- _GIVEN INSTRUCTION_:
Render the listing lines from the one containing "Patent image size: (982, 1361)." through the one containing "The hermetic seal 44 is at (308, 220)." as a JSON list of strings, one string per line, leaving out blank lines.
* START SUPPLIED MATERIAL *
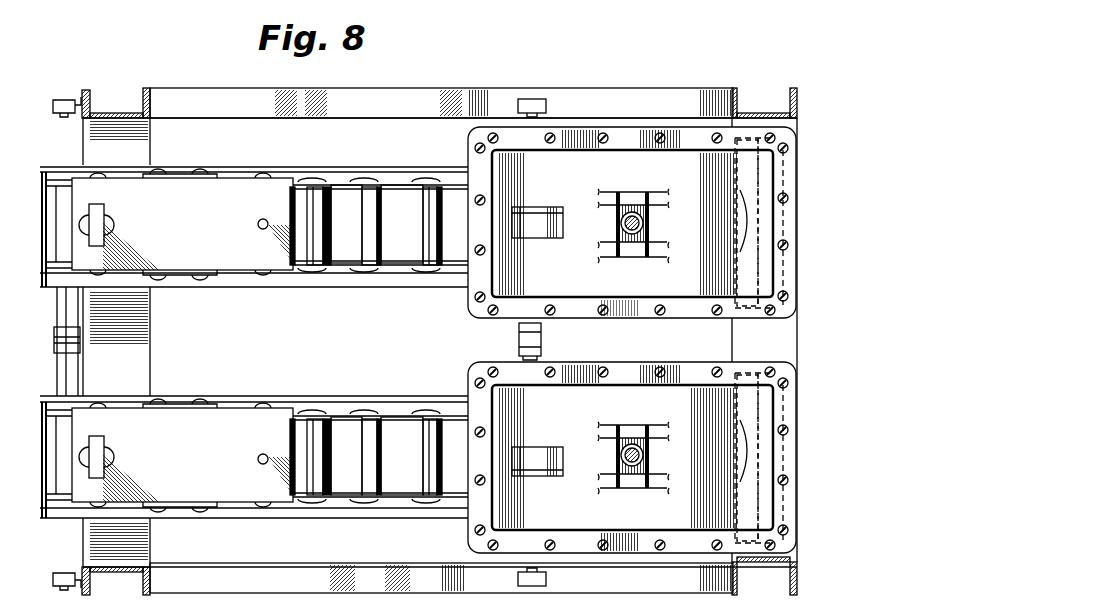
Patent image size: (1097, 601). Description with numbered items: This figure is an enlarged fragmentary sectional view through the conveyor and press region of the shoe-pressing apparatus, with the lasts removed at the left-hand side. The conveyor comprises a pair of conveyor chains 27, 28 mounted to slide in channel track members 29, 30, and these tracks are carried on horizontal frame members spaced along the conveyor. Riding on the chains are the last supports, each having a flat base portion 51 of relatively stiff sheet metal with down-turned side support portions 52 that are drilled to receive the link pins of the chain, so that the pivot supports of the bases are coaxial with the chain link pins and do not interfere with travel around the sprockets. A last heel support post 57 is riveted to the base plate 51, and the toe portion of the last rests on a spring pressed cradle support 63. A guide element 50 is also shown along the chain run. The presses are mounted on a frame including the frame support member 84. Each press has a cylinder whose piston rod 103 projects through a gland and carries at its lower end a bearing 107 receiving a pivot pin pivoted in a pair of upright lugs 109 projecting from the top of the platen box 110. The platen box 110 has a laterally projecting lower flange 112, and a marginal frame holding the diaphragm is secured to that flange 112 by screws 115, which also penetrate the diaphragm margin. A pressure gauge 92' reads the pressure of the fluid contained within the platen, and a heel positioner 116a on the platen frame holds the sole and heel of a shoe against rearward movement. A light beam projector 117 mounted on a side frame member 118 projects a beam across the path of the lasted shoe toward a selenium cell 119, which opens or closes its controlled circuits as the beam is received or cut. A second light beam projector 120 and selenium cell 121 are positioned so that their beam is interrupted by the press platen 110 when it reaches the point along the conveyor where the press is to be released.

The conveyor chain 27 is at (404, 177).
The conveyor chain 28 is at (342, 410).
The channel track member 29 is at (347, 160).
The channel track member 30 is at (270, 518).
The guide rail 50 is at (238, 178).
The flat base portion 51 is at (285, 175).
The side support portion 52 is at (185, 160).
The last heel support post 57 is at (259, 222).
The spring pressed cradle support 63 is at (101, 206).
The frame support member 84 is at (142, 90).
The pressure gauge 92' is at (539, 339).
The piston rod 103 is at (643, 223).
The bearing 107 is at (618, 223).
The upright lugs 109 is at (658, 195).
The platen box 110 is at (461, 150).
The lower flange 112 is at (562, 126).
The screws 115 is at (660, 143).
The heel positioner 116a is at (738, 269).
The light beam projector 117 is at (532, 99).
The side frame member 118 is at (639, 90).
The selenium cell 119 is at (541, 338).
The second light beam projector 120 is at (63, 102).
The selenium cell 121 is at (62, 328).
* END SUPPLIED MATERIAL *
* START SUPPLIED MATERIAL *
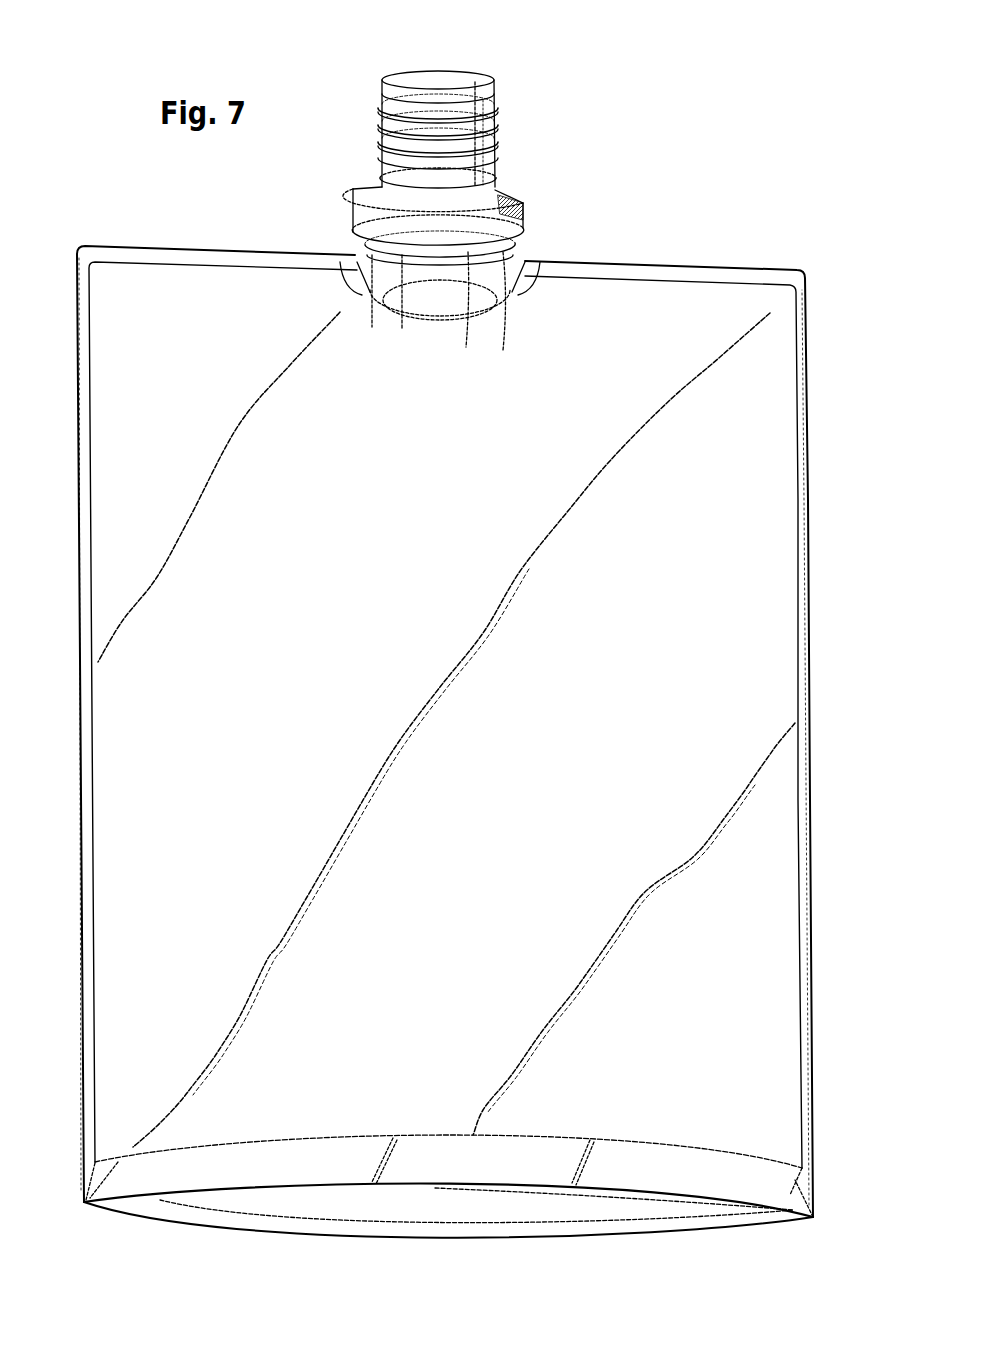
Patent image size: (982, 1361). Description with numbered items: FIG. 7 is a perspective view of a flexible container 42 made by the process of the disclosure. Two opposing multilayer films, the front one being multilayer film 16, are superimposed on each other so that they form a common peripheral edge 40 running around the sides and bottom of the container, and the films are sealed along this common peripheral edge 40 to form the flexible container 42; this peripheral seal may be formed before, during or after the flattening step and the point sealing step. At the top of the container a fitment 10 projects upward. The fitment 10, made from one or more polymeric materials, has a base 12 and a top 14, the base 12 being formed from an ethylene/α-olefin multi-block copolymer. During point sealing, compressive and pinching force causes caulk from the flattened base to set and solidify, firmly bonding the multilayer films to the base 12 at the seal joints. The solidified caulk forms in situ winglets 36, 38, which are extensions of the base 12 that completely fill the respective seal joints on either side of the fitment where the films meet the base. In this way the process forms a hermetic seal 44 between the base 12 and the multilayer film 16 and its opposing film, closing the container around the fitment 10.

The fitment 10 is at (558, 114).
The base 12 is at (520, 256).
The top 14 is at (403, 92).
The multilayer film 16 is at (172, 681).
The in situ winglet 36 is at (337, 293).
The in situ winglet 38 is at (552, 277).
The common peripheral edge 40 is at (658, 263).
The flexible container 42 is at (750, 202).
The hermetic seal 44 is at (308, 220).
* END SUPPLIED MATERIAL *
* START SUPPLIED MATERIAL *
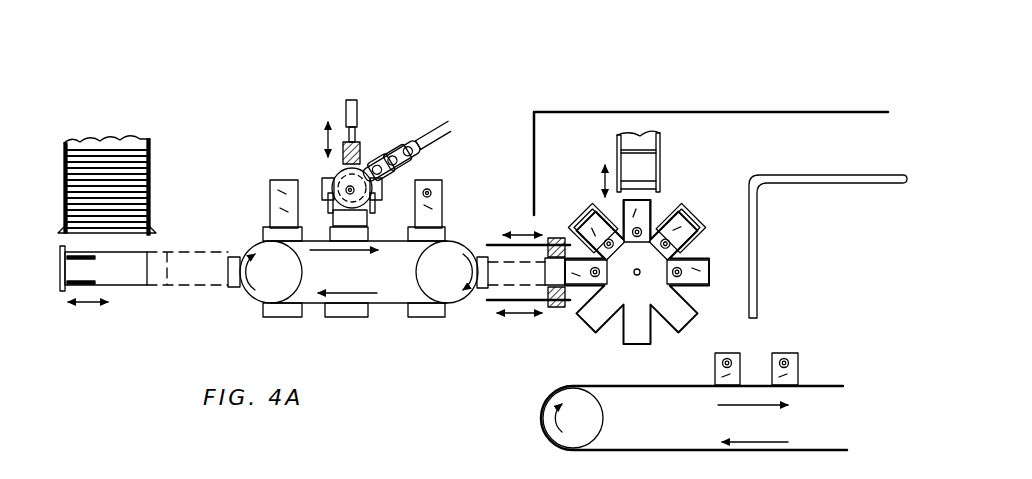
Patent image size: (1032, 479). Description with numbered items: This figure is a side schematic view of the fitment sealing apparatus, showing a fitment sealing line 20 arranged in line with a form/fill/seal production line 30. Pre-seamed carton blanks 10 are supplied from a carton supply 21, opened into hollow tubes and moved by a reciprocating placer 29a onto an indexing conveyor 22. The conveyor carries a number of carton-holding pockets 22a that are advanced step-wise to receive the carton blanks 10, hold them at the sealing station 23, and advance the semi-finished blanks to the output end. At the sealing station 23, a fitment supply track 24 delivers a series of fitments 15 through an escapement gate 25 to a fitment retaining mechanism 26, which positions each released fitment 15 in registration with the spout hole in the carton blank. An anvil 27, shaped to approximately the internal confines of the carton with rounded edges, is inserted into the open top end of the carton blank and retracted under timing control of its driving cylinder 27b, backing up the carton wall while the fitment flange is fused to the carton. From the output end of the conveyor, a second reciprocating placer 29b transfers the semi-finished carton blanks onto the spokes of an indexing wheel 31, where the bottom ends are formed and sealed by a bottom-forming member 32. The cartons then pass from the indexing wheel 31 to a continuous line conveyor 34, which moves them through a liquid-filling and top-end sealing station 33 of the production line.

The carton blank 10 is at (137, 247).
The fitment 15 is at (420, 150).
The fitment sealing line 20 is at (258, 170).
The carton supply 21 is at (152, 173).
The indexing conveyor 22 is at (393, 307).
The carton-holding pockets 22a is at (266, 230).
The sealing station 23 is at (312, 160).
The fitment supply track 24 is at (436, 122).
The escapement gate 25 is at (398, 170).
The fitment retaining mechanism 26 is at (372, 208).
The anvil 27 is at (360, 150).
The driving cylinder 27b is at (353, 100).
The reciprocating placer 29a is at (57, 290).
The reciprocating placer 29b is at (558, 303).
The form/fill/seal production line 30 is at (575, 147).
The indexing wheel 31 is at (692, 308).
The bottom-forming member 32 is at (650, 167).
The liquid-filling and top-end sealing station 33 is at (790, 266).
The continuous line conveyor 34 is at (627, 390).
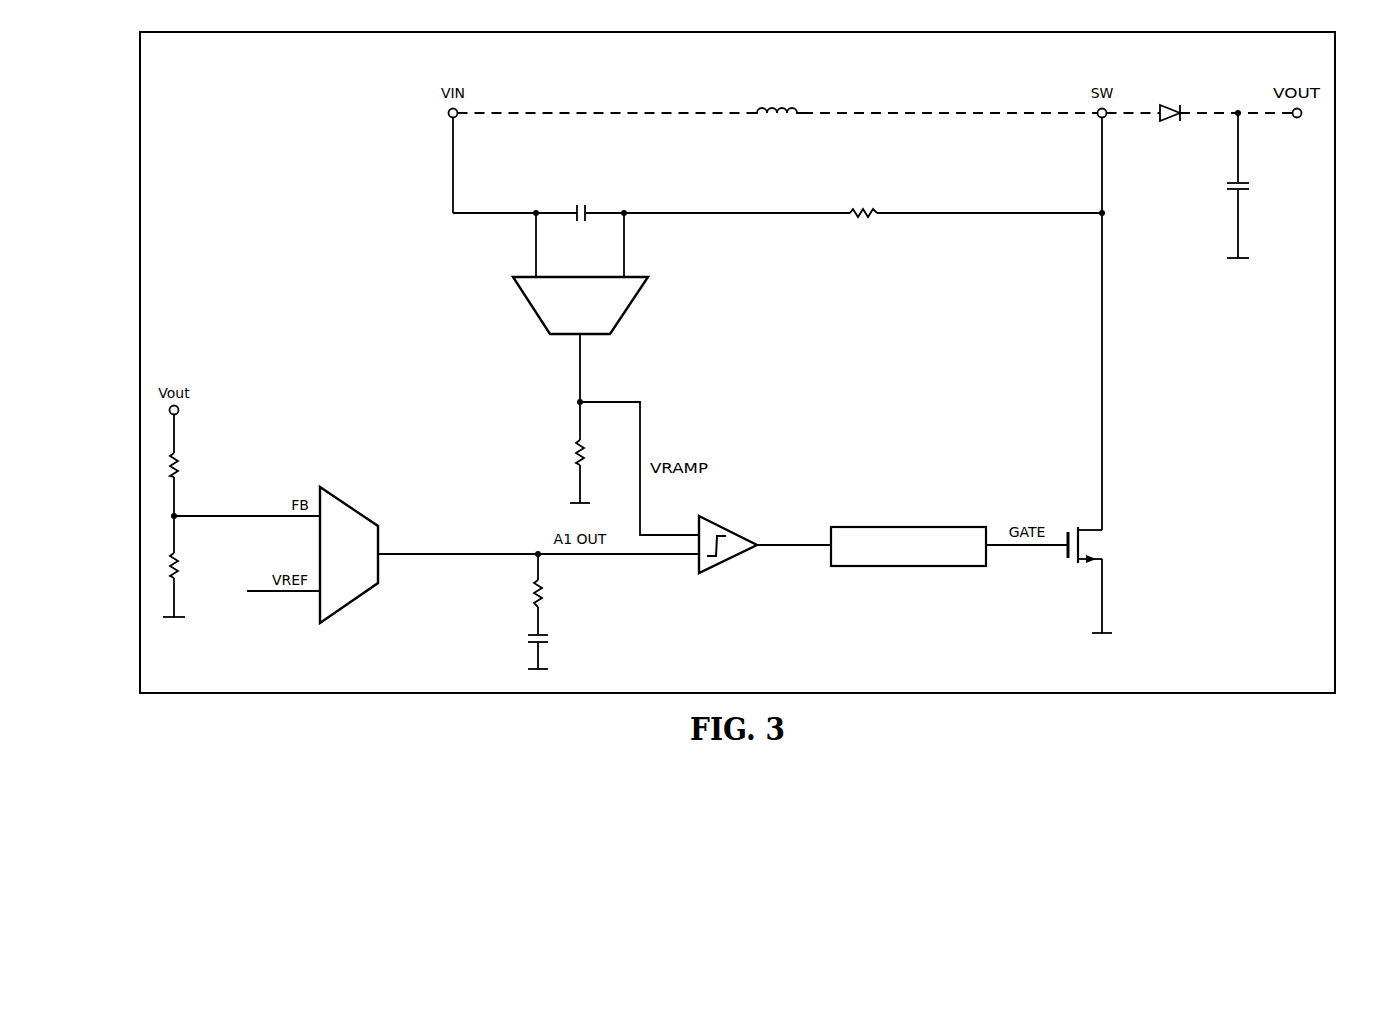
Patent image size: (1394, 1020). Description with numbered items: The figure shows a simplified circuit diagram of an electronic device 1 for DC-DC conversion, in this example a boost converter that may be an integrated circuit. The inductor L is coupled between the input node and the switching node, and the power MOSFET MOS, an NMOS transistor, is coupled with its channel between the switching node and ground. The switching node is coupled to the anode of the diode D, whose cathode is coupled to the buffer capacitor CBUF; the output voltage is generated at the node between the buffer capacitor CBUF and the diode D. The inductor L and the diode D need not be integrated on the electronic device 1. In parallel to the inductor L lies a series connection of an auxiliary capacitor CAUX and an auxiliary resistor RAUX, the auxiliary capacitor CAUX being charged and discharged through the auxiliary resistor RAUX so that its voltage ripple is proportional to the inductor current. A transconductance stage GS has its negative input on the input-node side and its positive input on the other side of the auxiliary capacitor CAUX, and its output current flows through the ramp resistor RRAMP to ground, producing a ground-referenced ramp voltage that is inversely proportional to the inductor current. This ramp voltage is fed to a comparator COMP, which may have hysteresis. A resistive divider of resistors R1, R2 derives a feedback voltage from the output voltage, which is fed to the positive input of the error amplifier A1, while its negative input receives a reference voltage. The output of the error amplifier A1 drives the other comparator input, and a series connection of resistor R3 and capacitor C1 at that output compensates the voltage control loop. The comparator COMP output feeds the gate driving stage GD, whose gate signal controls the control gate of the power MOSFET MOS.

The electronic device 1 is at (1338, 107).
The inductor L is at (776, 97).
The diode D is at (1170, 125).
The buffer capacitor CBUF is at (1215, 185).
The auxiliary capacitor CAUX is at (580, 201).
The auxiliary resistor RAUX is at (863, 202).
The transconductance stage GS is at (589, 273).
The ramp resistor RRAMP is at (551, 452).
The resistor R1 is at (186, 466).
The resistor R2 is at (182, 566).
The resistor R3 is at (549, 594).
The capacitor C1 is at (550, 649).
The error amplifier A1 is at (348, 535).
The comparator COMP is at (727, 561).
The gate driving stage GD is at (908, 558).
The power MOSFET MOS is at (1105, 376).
* END SUPPLIED MATERIAL *
- _REPLY_:
[
  "Patent image size: (982, 1361). Description with numbered items: FIG. 7 is a perspective view of a flexible container 42 made by the process of the disclosure. Two opposing multilayer films, the front one being multilayer film 16, are superimposed on each other so that they form a common peripheral edge 40 running around the sides and bottom of the container, and the films are sealed along this common peripheral edge 40 to form the flexible container 42; this peripheral seal may be formed before, during or after the flattening step and the point sealing step. At the top of the container a fitment 10 projects upward. The fitment 10, made from one or more polymeric materials, has a base 12 and a top 14, the base 12 being formed from an ethylene/α-olefin multi-block copolymer. During point sealing, compressive and pinching force causes caulk from the flattened base to set and solidify, firmly bonding the multilayer films to the base 12 at the seal joints. The solidified caulk forms in situ winglets 36, 38, which are extensions of the base 12 that completely fill the respective seal joints on either side of the fitment where the films meet the base. In this way the process forms a hermetic seal 44 between the base 12 and the multilayer film 16 and its opposing film, closing the container around the fitment 10.",
  "The fitment 10 is at (558, 114).",
  "The base 12 is at (520, 256).",
  "The top 14 is at (403, 92).",
  "The multilayer film 16 is at (172, 681).",
  "The in situ winglet 36 is at (337, 293).",
  "The in situ winglet 38 is at (552, 277).",
  "The common peripheral edge 40 is at (658, 263).",
  "The flexible container 42 is at (750, 202).",
  "The hermetic seal 44 is at (308, 220)."
]